Given problem: Nothing may be dropped or altered: reproduce all the data.

Data excerpts:
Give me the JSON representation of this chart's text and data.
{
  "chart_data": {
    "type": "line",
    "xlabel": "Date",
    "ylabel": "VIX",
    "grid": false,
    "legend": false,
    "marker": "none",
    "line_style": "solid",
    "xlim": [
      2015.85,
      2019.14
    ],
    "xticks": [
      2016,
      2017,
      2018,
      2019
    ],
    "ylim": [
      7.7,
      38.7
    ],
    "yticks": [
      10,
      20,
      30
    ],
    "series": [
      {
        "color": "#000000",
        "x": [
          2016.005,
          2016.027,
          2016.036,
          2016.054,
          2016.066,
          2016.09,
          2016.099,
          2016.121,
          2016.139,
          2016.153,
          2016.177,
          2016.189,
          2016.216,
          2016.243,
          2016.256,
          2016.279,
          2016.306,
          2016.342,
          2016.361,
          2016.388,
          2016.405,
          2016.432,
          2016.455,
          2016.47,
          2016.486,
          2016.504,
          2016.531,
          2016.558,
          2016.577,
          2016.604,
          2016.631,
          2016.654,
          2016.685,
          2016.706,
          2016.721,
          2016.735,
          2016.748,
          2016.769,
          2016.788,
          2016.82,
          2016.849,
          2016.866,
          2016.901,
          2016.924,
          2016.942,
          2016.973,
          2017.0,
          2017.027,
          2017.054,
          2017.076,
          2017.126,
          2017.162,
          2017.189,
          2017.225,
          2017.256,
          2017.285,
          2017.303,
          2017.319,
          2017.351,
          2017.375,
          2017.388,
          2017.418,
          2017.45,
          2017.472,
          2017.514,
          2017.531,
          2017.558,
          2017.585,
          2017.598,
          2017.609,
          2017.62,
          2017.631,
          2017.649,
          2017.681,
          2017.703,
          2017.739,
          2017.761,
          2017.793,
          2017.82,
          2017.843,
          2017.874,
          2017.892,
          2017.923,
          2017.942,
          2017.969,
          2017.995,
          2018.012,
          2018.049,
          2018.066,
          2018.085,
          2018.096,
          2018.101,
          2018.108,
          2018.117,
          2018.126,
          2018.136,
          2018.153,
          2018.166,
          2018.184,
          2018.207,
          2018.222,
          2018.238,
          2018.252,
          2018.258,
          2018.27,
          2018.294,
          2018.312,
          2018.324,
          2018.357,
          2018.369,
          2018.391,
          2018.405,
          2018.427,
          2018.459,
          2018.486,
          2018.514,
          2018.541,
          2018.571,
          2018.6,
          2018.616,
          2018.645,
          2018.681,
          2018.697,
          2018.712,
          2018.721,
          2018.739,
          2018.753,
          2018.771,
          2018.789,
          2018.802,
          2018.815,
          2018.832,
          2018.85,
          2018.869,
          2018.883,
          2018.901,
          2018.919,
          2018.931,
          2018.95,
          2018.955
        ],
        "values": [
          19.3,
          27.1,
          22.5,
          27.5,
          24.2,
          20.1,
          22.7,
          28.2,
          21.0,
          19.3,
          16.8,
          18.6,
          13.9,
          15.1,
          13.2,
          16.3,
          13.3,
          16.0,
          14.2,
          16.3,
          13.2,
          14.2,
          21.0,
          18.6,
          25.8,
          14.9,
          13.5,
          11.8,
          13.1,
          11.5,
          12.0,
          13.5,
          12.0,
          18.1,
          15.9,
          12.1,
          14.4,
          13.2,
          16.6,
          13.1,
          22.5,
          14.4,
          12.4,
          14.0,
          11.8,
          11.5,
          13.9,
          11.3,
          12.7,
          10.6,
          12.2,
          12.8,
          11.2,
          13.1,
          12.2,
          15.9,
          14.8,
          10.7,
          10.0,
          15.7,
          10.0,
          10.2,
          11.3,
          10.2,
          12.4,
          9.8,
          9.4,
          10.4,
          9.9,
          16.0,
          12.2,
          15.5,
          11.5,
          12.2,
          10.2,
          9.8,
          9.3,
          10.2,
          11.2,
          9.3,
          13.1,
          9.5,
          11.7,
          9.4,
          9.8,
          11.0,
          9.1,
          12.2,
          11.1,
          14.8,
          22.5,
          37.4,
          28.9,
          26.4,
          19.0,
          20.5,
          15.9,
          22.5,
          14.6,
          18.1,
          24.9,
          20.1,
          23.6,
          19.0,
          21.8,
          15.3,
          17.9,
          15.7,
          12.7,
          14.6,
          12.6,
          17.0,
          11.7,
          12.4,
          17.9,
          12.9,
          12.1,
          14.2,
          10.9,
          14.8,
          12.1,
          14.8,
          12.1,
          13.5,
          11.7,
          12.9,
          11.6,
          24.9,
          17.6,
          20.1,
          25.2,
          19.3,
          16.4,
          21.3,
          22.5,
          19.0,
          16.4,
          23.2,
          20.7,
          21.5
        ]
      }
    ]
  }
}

Answer to the task:
Give me the JSON representation of this chart's text and data.
{
  "chart_data": {
    "type": "line",
    "xlabel": "Date",
    "ylabel": "VIX",
    "grid": false,
    "legend": false,
    "marker": "none",
    "line_style": "solid",
    "xlim": [
      2015.85,
      2019.14
    ],
    "xticks": [
      2016,
      2017,
      2018,
      2019
    ],
    "ylim": [
      7.7,
      38.7
    ],
    "yticks": [
      10,
      20,
      30
    ],
    "series": [
      {
        "color": "#000000",
        "x": [
          2016.005,
          2016.027,
          2016.036,
          2016.054,
          2016.066,
          2016.09,
          2016.099,
          2016.121,
          2016.139,
          2016.153,
          2016.177,
          2016.189,
          2016.216,
          2016.243,
          2016.256,
          2016.279,
          2016.306,
          2016.342,
          2016.361,
          2016.388,
          2016.405,
          2016.432,
          2016.455,
          2016.47,
          2016.486,
          2016.504,
          2016.531,
          2016.558,
          2016.577,
          2016.604,
          2016.631,
          2016.654,
          2016.685,
          2016.706,
          2016.721,
          2016.735,
          2016.748,
          2016.769,
          2016.788,
          2016.82,
          2016.849,
          2016.866,
          2016.901,
          2016.924,
          2016.942,
          2016.973,
          2017.0,
          2017.027,
          2017.054,
          2017.076,
          2017.126,
          2017.162,
          2017.189,
          2017.225,
          2017.256,
          2017.285,
          2017.303,
          2017.319,
          2017.351,
          2017.375,
          2017.388,
          2017.418,
          2017.45,
          2017.472,
          2017.514,
          2017.531,
          2017.558,
          2017.585,
          2017.598,
          2017.609,
          2017.62,
          2017.631,
          2017.649,
          2017.681,
          2017.703,
          2017.739,
          2017.761,
          2017.793,
          2017.82,
          2017.843,
          2017.874,
          2017.892,
          2017.923,
          2017.942,
          2017.969,
          2017.995,
          2018.012,
          2018.049,
          2018.066,
          2018.085,
          2018.096,
          2018.101,
          2018.108,
          2018.117,
          2018.126,
          2018.136,
          2018.153,
          2018.166,
          2018.184,
          2018.207,
          2018.222,
          2018.238,
          2018.252,
          2018.258,
          2018.27,
          2018.294,
          2018.312,
          2018.324,
          2018.357,
          2018.369,
          2018.391,
          2018.405,
          2018.427,
          2018.459,
          2018.486,
          2018.514,
          2018.541,
          2018.571,
          2018.6,
          2018.616,
          2018.645,
          2018.681,
          2018.697,
          2018.712,
          2018.721,
          2018.739,
          2018.753,
          2018.771,
          2018.789,
          2018.802,
          2018.815,
          2018.832,
          2018.85,
          2018.869,
          2018.883,
          2018.901,
          2018.919,
          2018.931,
          2018.95,
          2018.955
        ],
        "values": [
          19.3,
          27.1,
          22.5,
          27.5,
          24.2,
          20.1,
          22.7,
          28.2,
          21.0,
          19.3,
          16.8,
          18.6,
          13.9,
          15.1,
          13.2,
          16.3,
          13.3,
          16.0,
          14.2,
          16.3,
          13.2,
          14.2,
          21.0,
          18.6,
          25.8,
          14.9,
          13.5,
          11.8,
          13.1,
          11.5,
          12.0,
          13.5,
          12.0,
          18.1,
          15.9,
          12.1,
          14.4,
          13.2,
          16.6,
          13.1,
          22.5,
          14.4,
          12.4,
          14.0,
          11.8,
          11.5,
          13.9,
          11.3,
          12.7,
          10.6,
          12.2,
          12.8,
          11.2,
          13.1,
          12.2,
          15.9,
          14.8,
          10.7,
          10.0,
          15.7,
          10.0,
          10.2,
          11.3,
          10.2,
          12.4,
          9.8,
          9.4,
          10.4,
          9.9,
          16.0,
          12.2,
          15.5,
          11.5,
          12.2,
          10.2,
          9.8,
          9.3,
          10.2,
          11.2,
          9.3,
          13.1,
          9.5,
          11.7,
          9.4,
          9.8,
          11.0,
          9.1,
          12.2,
          11.1,
          14.8,
          22.5,
          37.4,
          28.9,
          26.4,
          19.0,
          20.5,
          15.9,
          22.5,
          14.6,
          18.1,
          24.9,
          20.1,
          23.6,
          19.0,
          21.8,
          15.3,
          17.9,
          15.7,
          12.7,
          14.6,
          12.6,
          17.0,
          11.7,
          12.4,
          17.9,
          12.9,
          12.1,
          14.2,
          10.9,
          14.8,
          12.1,
          14.8,
          12.1,
          13.5,
          11.7,
          12.9,
          11.6,
          24.9,
          17.6,
          20.1,
          25.2,
          19.3,
          16.4,
          21.3,
          22.5,
          19.0,
          16.4,
          23.2,
          20.7,
          21.5
        ]
      }
    ]
  }
}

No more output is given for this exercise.